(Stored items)
::::
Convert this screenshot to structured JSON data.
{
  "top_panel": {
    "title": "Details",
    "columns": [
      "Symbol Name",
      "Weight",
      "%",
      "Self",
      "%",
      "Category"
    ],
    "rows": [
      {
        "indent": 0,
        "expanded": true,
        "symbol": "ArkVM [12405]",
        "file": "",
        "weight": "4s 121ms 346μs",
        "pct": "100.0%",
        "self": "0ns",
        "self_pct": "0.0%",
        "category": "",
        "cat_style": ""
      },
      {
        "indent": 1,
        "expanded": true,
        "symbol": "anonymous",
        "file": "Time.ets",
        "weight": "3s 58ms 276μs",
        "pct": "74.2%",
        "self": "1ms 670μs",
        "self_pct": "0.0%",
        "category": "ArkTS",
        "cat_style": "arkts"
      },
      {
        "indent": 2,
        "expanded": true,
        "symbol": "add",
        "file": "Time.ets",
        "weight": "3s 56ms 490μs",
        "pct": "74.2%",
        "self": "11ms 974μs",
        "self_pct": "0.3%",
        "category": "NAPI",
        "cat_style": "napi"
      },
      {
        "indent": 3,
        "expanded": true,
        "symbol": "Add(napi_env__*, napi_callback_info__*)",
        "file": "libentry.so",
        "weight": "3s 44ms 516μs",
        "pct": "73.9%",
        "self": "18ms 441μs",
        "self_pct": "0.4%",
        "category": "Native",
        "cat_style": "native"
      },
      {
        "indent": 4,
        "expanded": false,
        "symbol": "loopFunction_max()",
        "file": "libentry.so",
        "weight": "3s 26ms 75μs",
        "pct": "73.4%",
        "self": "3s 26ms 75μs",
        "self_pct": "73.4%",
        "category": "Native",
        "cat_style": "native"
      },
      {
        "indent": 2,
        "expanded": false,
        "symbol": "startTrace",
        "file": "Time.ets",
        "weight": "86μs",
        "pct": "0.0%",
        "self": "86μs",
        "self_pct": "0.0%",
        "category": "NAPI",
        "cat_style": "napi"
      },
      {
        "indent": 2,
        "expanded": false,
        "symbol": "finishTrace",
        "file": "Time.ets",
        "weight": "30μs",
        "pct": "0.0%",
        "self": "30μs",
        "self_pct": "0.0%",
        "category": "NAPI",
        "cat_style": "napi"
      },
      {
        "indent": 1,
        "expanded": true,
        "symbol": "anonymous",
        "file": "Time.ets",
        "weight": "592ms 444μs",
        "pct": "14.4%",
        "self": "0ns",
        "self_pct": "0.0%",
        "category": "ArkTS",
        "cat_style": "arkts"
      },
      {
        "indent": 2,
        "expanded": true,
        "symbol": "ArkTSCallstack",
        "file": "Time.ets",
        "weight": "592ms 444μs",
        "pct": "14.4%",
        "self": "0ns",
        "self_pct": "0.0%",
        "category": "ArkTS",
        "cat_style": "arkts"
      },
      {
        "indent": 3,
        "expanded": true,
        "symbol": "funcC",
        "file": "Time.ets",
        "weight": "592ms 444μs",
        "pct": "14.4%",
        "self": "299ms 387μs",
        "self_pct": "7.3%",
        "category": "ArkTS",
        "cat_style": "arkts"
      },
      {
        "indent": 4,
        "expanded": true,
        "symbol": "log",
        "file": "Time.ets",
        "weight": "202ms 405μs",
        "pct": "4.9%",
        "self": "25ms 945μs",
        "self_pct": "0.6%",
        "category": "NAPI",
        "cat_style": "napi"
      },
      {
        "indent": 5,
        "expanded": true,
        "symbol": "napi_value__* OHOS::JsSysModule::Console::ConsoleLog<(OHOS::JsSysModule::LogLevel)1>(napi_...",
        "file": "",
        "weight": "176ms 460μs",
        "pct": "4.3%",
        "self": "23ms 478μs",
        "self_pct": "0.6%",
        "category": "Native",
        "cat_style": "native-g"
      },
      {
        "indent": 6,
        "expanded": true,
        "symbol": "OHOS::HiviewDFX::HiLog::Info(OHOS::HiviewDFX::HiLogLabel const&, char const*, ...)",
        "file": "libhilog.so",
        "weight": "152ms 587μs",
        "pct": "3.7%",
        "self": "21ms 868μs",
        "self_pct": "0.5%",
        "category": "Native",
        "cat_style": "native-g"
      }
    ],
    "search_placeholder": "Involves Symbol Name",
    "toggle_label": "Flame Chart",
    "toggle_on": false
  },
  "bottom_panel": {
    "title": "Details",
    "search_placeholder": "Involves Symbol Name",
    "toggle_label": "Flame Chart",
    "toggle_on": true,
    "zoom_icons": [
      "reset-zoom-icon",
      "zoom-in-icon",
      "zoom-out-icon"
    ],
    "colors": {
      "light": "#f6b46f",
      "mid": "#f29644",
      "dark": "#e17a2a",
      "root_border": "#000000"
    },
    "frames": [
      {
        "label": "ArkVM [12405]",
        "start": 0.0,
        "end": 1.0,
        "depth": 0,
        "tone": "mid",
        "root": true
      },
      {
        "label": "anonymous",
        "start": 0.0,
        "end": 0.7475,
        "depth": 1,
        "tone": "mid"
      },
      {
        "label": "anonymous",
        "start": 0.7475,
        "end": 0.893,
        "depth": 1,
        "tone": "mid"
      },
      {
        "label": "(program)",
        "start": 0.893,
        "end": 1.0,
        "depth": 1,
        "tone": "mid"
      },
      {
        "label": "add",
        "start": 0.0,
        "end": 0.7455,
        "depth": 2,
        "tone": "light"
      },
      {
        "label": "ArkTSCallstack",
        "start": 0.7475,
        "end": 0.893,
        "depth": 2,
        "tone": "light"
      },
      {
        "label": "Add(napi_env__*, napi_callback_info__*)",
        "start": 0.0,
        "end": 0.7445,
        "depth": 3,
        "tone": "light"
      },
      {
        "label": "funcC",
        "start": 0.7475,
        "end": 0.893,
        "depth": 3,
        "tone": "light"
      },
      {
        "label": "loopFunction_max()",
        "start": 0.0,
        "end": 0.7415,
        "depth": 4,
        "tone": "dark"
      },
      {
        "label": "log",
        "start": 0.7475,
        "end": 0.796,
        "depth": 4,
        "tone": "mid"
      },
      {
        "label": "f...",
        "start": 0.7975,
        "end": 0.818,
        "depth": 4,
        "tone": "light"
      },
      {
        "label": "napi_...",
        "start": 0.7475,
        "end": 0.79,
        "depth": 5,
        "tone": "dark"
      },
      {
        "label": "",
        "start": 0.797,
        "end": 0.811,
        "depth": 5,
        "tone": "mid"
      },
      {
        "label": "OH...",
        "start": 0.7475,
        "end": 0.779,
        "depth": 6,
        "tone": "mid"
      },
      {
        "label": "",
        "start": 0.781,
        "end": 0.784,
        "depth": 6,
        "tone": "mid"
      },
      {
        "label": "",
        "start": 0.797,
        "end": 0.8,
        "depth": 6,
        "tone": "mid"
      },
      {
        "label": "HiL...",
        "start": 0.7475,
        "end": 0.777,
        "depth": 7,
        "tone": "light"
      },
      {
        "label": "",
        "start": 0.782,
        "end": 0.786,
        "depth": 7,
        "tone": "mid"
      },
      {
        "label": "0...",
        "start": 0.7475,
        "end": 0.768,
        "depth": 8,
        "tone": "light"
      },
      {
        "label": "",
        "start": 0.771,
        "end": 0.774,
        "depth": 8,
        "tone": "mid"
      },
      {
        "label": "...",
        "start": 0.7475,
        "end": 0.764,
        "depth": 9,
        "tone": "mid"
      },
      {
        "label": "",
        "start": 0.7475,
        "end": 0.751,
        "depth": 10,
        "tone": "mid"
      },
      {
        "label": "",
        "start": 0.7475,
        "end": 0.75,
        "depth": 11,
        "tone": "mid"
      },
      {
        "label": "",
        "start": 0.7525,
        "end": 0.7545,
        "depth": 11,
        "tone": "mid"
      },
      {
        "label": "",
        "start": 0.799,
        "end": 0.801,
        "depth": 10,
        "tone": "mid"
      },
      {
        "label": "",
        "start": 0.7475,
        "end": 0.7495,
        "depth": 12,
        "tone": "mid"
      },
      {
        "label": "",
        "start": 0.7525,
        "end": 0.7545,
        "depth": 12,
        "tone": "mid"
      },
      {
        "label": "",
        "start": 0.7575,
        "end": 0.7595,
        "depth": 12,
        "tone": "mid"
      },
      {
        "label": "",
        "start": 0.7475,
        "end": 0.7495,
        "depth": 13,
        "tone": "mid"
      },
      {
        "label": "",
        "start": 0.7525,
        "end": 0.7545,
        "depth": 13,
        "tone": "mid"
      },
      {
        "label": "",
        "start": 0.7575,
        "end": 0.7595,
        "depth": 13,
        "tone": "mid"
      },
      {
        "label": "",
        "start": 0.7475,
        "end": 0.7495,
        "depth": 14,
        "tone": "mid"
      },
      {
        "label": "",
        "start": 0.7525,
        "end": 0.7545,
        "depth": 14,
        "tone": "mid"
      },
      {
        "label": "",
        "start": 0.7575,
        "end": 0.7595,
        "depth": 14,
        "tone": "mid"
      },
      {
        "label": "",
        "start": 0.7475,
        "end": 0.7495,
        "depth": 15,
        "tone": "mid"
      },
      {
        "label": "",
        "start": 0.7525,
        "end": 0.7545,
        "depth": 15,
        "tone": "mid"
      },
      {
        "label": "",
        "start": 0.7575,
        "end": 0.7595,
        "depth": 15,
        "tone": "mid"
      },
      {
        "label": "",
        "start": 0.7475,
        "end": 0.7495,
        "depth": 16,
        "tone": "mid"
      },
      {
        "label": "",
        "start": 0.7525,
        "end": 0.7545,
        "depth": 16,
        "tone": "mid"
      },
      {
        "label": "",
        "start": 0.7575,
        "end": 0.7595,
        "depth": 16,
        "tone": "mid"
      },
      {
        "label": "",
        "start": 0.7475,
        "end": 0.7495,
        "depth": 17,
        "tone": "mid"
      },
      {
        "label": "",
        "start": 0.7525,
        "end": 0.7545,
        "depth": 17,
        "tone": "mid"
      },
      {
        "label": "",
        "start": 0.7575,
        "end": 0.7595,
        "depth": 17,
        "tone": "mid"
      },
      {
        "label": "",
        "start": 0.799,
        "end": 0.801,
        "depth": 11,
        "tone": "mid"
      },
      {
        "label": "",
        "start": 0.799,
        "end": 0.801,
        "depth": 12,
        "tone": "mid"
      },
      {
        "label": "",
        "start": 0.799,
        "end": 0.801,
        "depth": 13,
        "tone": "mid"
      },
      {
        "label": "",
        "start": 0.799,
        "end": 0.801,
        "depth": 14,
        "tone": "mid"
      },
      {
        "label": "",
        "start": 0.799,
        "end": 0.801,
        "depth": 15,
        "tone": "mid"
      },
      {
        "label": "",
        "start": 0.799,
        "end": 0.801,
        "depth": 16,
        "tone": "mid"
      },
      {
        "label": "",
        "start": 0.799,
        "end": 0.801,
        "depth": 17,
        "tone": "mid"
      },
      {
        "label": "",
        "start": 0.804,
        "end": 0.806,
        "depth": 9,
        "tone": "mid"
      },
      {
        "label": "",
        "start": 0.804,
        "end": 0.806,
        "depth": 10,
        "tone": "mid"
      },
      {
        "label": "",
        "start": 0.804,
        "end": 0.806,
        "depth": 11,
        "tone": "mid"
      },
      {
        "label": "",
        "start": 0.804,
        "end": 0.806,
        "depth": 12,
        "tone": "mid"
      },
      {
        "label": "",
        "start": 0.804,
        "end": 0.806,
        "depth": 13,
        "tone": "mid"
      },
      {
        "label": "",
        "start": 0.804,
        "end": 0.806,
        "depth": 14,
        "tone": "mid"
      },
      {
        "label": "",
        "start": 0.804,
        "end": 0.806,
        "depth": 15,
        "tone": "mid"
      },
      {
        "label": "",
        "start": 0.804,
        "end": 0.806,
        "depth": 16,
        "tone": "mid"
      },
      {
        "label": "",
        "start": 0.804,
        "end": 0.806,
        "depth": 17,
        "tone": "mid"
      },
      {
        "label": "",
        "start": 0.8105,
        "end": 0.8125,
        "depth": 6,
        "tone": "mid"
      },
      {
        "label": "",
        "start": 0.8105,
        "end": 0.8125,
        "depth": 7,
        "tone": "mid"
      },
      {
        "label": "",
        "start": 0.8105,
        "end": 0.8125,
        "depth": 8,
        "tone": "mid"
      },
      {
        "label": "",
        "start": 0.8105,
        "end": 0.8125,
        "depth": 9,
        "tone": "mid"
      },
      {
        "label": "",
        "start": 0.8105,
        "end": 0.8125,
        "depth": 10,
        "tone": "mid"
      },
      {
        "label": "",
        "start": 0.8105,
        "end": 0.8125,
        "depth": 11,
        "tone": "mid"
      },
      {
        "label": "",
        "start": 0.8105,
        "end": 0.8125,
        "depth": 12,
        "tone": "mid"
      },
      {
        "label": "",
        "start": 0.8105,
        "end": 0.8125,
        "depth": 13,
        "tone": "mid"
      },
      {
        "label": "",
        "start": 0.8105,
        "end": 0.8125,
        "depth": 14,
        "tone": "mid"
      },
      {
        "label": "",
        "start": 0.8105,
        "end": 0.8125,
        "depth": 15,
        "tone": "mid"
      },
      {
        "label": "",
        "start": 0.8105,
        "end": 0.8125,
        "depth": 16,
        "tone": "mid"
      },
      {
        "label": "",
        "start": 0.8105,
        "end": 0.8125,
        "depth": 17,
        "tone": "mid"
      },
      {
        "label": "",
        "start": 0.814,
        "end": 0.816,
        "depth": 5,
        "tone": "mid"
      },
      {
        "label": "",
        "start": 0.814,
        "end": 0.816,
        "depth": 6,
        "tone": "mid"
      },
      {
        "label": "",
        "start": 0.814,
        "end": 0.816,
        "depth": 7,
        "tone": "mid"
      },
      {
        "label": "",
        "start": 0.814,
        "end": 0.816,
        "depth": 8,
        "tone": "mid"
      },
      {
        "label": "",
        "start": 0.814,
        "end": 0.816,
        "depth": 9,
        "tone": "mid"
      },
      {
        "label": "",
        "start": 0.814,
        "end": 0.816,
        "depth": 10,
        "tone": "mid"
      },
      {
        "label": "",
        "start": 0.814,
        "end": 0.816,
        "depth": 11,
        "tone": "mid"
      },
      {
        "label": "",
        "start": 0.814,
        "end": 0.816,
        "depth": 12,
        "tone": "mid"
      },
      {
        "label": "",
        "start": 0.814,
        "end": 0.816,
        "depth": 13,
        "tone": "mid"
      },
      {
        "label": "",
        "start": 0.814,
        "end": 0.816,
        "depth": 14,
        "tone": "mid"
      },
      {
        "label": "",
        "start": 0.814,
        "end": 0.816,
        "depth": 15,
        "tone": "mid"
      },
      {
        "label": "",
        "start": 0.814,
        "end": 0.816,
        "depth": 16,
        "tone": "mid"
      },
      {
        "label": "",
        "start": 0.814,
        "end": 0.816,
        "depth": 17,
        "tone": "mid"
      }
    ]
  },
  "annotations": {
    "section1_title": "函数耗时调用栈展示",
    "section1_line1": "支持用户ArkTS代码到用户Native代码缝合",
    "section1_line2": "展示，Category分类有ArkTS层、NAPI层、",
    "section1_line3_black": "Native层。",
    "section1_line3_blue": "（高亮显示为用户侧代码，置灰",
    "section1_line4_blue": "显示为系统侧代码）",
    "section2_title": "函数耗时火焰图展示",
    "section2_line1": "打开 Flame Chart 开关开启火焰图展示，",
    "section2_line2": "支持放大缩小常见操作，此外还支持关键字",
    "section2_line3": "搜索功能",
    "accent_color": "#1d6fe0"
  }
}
::::
» **What to produce**
Pick out and copy the lines of the material that include the word "OHOS".

» **Solution to the problem**
        "symbol": "napi_value__* OHOS::JsSysModule::Console::ConsoleLog<(OHOS::JsSysModule::LogLevel)1>(napi_...",
        "symbol": "OHOS::HiviewDFX::HiLog::Info(OHOS::HiviewDFX::HiLogLabel const&, char const*, ...)",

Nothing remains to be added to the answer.